* [THE EXERCISE]
Lines containing the word "Qonunda" need to be counted. Please reply with how many there are, and nothing else.

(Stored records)
****

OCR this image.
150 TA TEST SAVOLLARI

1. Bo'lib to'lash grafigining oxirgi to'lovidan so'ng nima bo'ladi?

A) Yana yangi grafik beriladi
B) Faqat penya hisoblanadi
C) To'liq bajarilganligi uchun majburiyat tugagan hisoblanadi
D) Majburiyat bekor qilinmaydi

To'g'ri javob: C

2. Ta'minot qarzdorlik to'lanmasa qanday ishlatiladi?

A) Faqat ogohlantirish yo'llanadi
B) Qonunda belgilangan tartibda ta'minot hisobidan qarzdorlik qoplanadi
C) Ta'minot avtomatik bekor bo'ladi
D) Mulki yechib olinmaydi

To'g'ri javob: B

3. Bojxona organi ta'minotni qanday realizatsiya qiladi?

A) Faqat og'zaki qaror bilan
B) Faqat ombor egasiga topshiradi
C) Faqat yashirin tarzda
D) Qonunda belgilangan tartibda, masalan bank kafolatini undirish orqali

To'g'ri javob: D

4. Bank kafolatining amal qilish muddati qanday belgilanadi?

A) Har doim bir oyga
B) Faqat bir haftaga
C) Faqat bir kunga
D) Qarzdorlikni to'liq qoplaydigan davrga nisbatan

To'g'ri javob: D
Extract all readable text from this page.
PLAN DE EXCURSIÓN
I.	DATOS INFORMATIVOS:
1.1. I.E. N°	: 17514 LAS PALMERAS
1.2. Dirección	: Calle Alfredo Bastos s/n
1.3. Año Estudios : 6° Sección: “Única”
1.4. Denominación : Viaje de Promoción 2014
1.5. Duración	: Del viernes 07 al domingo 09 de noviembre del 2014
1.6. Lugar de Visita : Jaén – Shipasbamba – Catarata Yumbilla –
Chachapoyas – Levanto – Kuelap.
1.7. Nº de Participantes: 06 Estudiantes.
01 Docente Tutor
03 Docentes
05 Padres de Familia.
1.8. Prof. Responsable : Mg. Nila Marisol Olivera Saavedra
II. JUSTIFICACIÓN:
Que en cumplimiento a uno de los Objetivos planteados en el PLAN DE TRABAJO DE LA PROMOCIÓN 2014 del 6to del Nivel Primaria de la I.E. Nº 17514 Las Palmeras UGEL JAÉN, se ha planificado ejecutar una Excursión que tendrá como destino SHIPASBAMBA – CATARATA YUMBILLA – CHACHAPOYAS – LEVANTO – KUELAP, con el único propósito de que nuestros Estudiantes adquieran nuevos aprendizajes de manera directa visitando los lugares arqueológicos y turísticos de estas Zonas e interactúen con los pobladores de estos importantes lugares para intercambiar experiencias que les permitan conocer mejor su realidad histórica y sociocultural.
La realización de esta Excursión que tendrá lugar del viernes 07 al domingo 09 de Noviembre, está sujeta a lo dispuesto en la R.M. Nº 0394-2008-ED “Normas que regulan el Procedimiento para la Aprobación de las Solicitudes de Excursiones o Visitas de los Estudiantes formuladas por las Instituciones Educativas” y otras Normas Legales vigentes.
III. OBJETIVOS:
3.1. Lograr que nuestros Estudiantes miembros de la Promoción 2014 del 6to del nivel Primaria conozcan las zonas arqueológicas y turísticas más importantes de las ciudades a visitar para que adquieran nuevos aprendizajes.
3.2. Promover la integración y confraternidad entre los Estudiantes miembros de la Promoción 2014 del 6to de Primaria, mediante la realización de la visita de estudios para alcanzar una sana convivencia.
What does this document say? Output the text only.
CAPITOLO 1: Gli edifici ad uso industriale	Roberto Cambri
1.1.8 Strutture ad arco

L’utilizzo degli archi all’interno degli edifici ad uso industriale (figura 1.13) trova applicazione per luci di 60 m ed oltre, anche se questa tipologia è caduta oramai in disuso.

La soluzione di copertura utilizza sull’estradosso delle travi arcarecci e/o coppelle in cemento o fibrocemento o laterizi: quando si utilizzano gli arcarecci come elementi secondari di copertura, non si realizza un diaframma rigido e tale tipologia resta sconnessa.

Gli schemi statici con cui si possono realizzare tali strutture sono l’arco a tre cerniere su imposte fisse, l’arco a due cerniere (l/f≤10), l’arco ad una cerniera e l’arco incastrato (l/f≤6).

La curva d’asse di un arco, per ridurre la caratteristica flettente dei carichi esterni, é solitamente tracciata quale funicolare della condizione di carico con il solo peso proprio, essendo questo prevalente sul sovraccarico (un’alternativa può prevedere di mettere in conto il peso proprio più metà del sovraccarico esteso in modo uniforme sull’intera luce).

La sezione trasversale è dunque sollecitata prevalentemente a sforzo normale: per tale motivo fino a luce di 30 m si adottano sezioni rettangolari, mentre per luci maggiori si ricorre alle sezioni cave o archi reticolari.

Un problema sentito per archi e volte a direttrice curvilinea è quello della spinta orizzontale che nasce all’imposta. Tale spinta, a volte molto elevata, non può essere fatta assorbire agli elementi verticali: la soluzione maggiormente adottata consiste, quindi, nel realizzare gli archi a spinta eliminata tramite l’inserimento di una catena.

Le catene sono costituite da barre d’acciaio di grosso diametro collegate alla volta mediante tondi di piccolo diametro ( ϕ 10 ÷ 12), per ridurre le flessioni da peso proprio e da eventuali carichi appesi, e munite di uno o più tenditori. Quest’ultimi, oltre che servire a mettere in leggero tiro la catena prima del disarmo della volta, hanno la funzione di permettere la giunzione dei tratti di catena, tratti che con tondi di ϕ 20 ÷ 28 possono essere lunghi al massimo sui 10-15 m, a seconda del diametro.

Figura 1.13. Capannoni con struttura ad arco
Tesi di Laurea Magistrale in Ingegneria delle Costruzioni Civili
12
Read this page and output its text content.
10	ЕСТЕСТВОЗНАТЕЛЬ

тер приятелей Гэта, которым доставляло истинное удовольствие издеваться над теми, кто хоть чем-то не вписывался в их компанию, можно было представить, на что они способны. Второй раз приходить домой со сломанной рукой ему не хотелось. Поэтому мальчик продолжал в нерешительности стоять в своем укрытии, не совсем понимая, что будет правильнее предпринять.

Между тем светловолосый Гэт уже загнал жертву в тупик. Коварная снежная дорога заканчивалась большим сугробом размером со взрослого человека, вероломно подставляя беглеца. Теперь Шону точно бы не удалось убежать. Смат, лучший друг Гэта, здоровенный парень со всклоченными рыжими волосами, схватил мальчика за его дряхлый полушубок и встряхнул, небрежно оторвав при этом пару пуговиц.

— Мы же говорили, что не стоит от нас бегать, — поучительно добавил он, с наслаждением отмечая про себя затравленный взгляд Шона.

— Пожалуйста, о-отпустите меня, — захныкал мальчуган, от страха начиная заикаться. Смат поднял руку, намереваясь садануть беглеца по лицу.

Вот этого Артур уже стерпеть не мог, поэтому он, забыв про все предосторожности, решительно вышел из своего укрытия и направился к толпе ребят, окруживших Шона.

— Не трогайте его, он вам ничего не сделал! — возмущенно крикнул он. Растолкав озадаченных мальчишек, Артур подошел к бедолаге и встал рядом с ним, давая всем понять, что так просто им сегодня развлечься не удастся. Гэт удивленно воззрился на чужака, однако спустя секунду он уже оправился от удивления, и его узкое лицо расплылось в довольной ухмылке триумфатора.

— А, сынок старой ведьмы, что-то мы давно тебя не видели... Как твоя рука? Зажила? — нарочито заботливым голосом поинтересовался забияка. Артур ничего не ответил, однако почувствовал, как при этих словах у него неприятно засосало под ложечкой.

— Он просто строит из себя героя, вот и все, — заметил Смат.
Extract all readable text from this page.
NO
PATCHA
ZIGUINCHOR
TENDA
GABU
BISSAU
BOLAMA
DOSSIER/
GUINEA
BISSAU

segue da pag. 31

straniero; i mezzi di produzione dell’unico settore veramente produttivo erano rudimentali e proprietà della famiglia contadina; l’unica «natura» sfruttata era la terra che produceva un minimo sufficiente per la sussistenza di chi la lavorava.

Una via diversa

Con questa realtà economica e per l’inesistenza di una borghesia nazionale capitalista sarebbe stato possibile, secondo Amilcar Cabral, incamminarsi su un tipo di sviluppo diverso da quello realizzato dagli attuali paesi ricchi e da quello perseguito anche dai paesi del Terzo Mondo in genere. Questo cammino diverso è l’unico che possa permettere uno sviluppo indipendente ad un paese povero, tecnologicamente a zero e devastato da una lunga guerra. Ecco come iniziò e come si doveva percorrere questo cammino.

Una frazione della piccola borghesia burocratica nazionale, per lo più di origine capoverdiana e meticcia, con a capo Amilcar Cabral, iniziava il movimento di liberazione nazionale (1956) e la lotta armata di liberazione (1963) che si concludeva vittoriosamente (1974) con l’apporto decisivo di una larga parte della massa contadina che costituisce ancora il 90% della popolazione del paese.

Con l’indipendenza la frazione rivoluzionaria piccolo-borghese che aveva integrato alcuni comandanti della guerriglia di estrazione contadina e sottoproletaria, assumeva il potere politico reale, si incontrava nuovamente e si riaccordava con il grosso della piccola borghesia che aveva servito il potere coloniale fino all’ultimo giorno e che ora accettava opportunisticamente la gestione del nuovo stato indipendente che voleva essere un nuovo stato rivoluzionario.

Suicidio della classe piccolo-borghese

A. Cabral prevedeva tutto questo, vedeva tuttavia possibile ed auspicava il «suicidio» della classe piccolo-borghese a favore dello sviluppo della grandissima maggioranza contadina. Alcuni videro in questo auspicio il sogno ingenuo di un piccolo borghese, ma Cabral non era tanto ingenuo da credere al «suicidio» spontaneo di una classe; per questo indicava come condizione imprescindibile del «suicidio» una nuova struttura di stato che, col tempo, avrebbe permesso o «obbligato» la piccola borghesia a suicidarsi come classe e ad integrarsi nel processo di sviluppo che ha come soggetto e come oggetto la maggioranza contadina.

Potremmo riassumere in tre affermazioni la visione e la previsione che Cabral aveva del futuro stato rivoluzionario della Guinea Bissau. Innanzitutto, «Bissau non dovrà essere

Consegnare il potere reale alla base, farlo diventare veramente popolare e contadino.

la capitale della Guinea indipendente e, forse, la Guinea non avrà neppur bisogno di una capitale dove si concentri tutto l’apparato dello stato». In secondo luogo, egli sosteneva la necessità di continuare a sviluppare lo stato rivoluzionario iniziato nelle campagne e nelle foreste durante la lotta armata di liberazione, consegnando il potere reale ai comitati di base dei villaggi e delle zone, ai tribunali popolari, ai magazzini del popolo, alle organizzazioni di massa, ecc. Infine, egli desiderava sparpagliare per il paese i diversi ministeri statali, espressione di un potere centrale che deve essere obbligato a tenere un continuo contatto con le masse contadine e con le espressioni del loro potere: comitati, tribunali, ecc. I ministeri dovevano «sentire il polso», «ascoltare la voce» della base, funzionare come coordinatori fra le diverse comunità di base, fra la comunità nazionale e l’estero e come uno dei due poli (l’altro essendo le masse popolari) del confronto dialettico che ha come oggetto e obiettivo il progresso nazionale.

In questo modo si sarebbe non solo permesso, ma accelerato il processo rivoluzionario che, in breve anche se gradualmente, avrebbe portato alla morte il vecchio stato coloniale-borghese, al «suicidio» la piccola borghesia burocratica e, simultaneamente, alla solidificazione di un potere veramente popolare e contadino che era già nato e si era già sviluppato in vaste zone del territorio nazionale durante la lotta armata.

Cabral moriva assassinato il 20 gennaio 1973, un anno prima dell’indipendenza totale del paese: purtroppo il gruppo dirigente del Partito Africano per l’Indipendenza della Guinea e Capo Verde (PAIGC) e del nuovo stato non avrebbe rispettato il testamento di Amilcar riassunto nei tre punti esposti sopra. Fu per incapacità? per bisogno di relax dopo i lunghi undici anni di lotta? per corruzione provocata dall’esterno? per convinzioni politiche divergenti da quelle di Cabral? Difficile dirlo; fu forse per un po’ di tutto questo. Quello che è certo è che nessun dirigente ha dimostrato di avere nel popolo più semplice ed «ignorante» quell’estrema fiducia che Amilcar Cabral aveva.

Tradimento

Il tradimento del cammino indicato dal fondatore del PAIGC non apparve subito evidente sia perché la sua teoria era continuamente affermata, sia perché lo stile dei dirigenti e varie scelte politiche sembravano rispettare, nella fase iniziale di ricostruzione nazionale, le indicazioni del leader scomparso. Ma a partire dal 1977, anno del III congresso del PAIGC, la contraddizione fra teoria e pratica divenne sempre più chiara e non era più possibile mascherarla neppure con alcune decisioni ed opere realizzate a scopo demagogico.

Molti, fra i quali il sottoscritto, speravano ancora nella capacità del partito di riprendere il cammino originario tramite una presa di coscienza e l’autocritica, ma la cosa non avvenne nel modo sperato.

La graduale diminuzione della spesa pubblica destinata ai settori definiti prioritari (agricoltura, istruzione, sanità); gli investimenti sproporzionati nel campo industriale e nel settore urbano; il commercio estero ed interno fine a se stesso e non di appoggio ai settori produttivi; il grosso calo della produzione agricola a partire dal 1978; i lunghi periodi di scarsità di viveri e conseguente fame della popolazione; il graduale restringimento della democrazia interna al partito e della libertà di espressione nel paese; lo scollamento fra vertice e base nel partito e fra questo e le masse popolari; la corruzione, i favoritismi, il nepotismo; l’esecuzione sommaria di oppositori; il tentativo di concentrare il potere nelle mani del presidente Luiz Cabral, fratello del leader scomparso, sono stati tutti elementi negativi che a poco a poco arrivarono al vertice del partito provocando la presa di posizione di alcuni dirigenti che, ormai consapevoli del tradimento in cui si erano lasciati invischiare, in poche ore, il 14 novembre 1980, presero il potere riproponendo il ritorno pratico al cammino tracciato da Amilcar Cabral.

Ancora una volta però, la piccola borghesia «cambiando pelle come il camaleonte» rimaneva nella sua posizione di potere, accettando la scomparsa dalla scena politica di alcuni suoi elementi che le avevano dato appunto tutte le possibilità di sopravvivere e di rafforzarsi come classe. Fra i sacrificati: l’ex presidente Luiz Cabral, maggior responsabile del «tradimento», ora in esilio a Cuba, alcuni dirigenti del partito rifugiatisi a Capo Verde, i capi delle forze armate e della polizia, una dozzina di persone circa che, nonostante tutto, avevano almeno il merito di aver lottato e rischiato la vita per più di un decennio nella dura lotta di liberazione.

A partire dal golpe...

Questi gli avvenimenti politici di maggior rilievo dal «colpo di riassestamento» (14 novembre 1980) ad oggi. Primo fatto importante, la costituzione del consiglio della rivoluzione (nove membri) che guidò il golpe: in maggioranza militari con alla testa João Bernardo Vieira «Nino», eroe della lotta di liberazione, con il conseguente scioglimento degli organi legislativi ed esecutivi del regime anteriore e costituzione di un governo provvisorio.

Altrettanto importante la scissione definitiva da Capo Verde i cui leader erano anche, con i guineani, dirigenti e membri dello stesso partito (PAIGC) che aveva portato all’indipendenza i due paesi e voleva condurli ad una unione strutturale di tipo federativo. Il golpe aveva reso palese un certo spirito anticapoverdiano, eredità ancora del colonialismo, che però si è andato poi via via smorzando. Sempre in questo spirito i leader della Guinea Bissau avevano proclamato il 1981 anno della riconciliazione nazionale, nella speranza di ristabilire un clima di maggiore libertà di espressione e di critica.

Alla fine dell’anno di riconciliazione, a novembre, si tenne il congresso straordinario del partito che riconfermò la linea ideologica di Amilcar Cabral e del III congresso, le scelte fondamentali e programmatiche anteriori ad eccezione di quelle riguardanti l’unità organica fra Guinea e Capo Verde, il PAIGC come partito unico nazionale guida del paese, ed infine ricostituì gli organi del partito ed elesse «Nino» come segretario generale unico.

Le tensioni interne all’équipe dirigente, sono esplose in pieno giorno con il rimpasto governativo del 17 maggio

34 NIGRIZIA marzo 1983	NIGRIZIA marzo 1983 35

****

* [TASK RESPONSE]
2